Exercise >> Reproduce the records below exactly as given.

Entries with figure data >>
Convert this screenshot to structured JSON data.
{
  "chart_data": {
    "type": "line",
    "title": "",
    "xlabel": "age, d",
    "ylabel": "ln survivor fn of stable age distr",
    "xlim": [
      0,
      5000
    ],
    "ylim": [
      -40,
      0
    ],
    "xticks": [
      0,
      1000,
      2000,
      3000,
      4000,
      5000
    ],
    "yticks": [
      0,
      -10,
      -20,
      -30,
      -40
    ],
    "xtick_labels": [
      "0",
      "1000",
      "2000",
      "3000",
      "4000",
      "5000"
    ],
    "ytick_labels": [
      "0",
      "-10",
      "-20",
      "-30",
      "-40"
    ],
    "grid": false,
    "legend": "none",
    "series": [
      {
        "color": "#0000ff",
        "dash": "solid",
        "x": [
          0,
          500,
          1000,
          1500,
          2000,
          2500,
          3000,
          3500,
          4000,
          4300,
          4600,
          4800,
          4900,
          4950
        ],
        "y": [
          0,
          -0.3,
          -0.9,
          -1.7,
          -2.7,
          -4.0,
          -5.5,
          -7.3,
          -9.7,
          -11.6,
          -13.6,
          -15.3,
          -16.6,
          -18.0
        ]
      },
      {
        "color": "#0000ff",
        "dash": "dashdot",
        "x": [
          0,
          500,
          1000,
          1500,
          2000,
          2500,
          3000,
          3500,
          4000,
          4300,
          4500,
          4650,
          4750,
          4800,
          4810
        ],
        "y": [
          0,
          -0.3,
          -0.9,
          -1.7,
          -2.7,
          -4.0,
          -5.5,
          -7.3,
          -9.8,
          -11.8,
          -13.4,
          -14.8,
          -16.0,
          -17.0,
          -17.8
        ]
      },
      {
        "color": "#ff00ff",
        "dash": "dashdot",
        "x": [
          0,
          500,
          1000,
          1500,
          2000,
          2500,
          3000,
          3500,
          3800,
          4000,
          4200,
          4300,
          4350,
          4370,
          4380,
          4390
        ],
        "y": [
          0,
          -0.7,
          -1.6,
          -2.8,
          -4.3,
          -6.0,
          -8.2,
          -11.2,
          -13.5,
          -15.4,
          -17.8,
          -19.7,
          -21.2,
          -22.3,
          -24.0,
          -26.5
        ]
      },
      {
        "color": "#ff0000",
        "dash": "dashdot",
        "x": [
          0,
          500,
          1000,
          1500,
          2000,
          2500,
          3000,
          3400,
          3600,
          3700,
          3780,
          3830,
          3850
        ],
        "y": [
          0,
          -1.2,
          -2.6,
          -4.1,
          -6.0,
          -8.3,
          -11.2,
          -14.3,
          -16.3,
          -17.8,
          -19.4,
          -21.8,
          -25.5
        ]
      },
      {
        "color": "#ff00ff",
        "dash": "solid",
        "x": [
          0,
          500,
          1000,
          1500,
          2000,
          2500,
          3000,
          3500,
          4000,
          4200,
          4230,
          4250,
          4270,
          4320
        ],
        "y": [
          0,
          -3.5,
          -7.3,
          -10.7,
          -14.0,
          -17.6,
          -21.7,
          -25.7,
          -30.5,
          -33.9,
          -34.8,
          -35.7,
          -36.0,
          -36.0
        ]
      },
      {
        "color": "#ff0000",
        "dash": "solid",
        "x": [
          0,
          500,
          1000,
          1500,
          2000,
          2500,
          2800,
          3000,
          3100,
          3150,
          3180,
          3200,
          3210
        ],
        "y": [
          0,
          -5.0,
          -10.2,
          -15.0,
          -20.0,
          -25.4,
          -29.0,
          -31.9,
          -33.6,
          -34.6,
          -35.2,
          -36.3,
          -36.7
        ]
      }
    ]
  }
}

The completed task >>
Convert this screenshot to structured JSON data.
{
  "chart_data": {
    "type": "line",
    "title": "",
    "xlabel": "age, d",
    "ylabel": "ln survivor fn of stable age distr",
    "xlim": [
      0,
      5000
    ],
    "ylim": [
      -40,
      0
    ],
    "xticks": [
      0,
      1000,
      2000,
      3000,
      4000,
      5000
    ],
    "yticks": [
      0,
      -10,
      -20,
      -30,
      -40
    ],
    "xtick_labels": [
      "0",
      "1000",
      "2000",
      "3000",
      "4000",
      "5000"
    ],
    "ytick_labels": [
      "0",
      "-10",
      "-20",
      "-30",
      "-40"
    ],
    "grid": false,
    "legend": "none",
    "series": [
      {
        "color": "#0000ff",
        "dash": "solid",
        "x": [
          0,
          500,
          1000,
          1500,
          2000,
          2500,
          3000,
          3500,
          4000,
          4300,
          4600,
          4800,
          4900,
          4950
        ],
        "y": [
          0,
          -0.3,
          -0.9,
          -1.7,
          -2.7,
          -4.0,
          -5.5,
          -7.3,
          -9.7,
          -11.6,
          -13.6,
          -15.3,
          -16.6,
          -18.0
        ]
      },
      {
        "color": "#0000ff",
        "dash": "dashdot",
        "x": [
          0,
          500,
          1000,
          1500,
          2000,
          2500,
          3000,
          3500,
          4000,
          4300,
          4500,
          4650,
          4750,
          4800,
          4810
        ],
        "y": [
          0,
          -0.3,
          -0.9,
          -1.7,
          -2.7,
          -4.0,
          -5.5,
          -7.3,
          -9.8,
          -11.8,
          -13.4,
          -14.8,
          -16.0,
          -17.0,
          -17.8
        ]
      },
      {
        "color": "#ff00ff",
        "dash": "dashdot",
        "x": [
          0,
          500,
          1000,
          1500,
          2000,
          2500,
          3000,
          3500,
          3800,
          4000,
          4200,
          4300,
          4350,
          4370,
          4380,
          4390
        ],
        "y": [
          0,
          -0.7,
          -1.6,
          -2.8,
          -4.3,
          -6.0,
          -8.2,
          -11.2,
          -13.5,
          -15.4,
          -17.8,
          -19.7,
          -21.2,
          -22.3,
          -24.0,
          -26.5
        ]
      },
      {
        "color": "#ff0000",
        "dash": "dashdot",
        "x": [
          0,
          500,
          1000,
          1500,
          2000,
          2500,
          3000,
          3400,
          3600,
          3700,
          3780,
          3830,
          3850
        ],
        "y": [
          0,
          -1.2,
          -2.6,
          -4.1,
          -6.0,
          -8.3,
          -11.2,
          -14.3,
          -16.3,
          -17.8,
          -19.4,
          -21.8,
          -25.5
        ]
      },
      {
        "color": "#ff00ff",
        "dash": "solid",
        "x": [
          0,
          500,
          1000,
          1500,
          2000,
          2500,
          3000,
          3500,
          4000,
          4200,
          4230,
          4250,
          4270,
          4320
        ],
        "y": [
          0,
          -3.5,
          -7.3,
          -10.7,
          -14.0,
          -17.6,
          -21.7,
          -25.7,
          -30.5,
          -33.9,
          -34.8,
          -35.7,
          -36.0,
          -36.0
        ]
      },
      {
        "color": "#ff0000",
        "dash": "solid",
        "x": [
          0,
          500,
          1000,
          1500,
          2000,
          2500,
          2800,
          3000,
          3100,
          3150,
          3180,
          3200,
          3210
        ],
        "y": [
          0,
          -5.0,
          -10.2,
          -15.0,
          -20.0,
          -25.4,
          -29.0,
          -31.9,
          -33.6,
          -34.6,
          -35.2,
          -36.3,
          -36.7
        ]
      }
    ]
  }
}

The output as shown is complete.